══ Extrait choisi

Je quitte Valdeiglesias après avoir pris mon petit déjeuner dans un bar. Il est 7h30 et il y a partout des traces de la fête qui
a duré toute la nuit avec un orchestre que j'entendais encore à mon réveil. Je
choisis de faire le détour pour aller visiter le
site des Toros de
Guisando en suivant un Camino Rural, puis une petite route.
J'entre dans la région de Castilla y León.
Quand j'arrive au site, j'ai la désagréable surprise de voir qu'il ouvre à 10h
sauf le vendredi à 14h et comme on est un
vendredi, je passe mon chemin sans avoir vu ces figures granitiques datant des 2ème et 3ème siècles.
La suite du chemin après 2 km de route emprunte des chemins de chèvres au milieu des chênes verts, des tamaris et
des genévriers, un itinéraire bucolique bien balisé. Il y a quelques passages pittoresques
au milieu des rochers.
Je prends une photo de moi en posant l'appareil sur un rocher avec comme
support mon petit livre Assimil de
conversation Espagnole, avec dedans 2 poèmes de René Char que je commençais à
apprendre... Et la bêtise, c'est que
je reprends mon appareil photo, mais je laisse sur le rocher mon livre ! Je
m'en apercevrais une dizaine de km plus loin
et évidemment pas question de retourner... Heureusement j'en ai un deuxième
dans la collection Berlitz.

════
══ Extraits de données

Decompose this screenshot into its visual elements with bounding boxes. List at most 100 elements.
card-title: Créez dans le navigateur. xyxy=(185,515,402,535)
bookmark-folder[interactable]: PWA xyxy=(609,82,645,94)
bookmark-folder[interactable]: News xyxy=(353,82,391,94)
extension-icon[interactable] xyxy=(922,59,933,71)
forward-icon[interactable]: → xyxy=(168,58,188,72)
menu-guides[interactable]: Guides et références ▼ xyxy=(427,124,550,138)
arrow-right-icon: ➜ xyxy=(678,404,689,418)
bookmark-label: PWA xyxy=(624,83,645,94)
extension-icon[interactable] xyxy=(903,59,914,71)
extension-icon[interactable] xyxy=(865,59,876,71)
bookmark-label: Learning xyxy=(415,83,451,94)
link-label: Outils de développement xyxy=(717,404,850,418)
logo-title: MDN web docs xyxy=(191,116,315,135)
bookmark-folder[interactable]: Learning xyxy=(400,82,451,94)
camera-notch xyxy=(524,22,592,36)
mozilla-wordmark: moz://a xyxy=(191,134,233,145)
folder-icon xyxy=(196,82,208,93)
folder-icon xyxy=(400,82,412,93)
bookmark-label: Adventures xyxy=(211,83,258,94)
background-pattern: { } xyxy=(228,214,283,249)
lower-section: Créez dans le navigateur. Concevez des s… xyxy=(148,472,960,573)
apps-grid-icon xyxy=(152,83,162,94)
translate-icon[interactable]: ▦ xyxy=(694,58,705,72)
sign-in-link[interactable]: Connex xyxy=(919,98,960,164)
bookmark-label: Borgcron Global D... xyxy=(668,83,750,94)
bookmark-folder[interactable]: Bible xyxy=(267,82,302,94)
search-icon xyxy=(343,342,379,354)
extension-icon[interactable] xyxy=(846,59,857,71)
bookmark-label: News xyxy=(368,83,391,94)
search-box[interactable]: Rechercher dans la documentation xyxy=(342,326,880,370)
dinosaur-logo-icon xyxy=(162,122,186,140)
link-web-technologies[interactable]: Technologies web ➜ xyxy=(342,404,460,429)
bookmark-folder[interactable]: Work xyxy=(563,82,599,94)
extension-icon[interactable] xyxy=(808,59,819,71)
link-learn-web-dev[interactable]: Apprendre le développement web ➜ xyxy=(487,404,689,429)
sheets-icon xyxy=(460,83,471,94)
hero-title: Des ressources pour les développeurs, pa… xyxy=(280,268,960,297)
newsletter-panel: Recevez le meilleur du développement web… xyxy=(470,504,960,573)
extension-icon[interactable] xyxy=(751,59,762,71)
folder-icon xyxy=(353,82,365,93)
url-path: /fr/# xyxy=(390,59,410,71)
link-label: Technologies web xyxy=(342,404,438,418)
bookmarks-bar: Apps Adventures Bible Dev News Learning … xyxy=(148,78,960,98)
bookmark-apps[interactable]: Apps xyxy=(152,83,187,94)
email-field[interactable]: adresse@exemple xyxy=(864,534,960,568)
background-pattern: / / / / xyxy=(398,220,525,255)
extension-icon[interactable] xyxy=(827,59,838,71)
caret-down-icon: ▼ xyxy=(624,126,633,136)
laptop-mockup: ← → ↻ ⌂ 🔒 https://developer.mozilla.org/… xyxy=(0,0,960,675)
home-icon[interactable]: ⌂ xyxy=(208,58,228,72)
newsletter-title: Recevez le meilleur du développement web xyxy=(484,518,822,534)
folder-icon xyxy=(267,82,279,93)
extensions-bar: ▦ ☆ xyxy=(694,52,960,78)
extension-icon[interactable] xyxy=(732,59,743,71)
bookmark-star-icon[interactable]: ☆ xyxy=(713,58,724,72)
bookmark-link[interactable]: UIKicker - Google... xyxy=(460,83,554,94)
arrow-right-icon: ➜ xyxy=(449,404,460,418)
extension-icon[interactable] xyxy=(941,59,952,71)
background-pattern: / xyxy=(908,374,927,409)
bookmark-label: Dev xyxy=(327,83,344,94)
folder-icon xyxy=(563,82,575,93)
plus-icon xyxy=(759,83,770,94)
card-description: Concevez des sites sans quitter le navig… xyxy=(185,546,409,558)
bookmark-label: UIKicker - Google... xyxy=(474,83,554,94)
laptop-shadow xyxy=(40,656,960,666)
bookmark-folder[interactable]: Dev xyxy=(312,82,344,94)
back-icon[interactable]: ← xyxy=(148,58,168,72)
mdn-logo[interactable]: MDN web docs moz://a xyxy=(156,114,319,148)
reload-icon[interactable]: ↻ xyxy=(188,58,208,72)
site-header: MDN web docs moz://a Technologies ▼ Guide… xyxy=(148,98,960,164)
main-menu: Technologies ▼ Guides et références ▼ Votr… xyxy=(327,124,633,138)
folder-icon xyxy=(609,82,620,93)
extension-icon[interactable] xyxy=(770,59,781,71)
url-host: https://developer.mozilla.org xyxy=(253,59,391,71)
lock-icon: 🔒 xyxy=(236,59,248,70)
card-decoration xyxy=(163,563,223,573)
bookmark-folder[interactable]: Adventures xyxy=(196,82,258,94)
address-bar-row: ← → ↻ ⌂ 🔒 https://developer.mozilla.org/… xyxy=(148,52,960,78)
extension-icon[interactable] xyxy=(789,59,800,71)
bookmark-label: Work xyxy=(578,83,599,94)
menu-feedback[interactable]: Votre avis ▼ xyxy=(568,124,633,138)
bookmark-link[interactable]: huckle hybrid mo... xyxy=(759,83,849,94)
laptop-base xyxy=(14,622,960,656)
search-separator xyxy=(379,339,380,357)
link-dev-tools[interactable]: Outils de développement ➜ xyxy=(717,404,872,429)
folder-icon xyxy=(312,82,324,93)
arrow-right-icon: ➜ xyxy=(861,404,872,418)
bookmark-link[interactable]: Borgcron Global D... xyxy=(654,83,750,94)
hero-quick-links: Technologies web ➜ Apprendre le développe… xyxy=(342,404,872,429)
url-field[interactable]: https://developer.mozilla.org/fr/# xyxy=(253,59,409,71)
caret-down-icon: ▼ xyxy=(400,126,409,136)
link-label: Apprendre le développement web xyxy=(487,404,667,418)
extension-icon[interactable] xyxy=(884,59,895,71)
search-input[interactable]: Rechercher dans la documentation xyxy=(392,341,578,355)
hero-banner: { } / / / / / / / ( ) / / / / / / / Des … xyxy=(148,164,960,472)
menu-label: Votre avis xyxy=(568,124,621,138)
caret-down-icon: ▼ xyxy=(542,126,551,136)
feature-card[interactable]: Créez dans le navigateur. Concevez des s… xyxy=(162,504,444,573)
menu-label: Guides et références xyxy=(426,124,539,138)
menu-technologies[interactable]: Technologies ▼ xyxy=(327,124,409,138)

════

> **Avec ces informations**
**1)** Dans le récit, à quelle heure le site des Toros de Guisando ouvre-t-il le vendredi ?
**2)** Expliquez en une à trois phrases pourquoi, selon le récit, l'auteur repart sans avoir vu les figures granitiques des Toros de Guisando.
**3)** Réécrivez sous forme de liste le passage du récit qui va de « Je prends une photo de moi » jusqu'à la fin, en conservant ses faits principaux.
Les items ne jouent aucun rôle dans ce travail.

> **Réponses fournies**
**1)** Le vendredi, le site ouvre à 14h.

**2)** Le site ouvre à 10h, sauf le vendredi où il n'ouvre qu'à 14h. Comme c'était un vendredi, l'auteur a continué sa route sans attendre l'ouverture.

**3)**
- L'auteur prend une photo de lui-même en posant l'appareil sur un rocher.
- Il cale l'appareil avec son petit livre Assimil de conversation espagnole, dans lequel se trouvent deux poèmes de René Char.
- Il reprend l'appareil mais oublie le livre sur le rocher.
- Il s'en aperçoit une dizaine de kilomètres plus loin et ne revient pas le chercher.
- Il a heureusement un deuxième livre, de la collection Berlitz.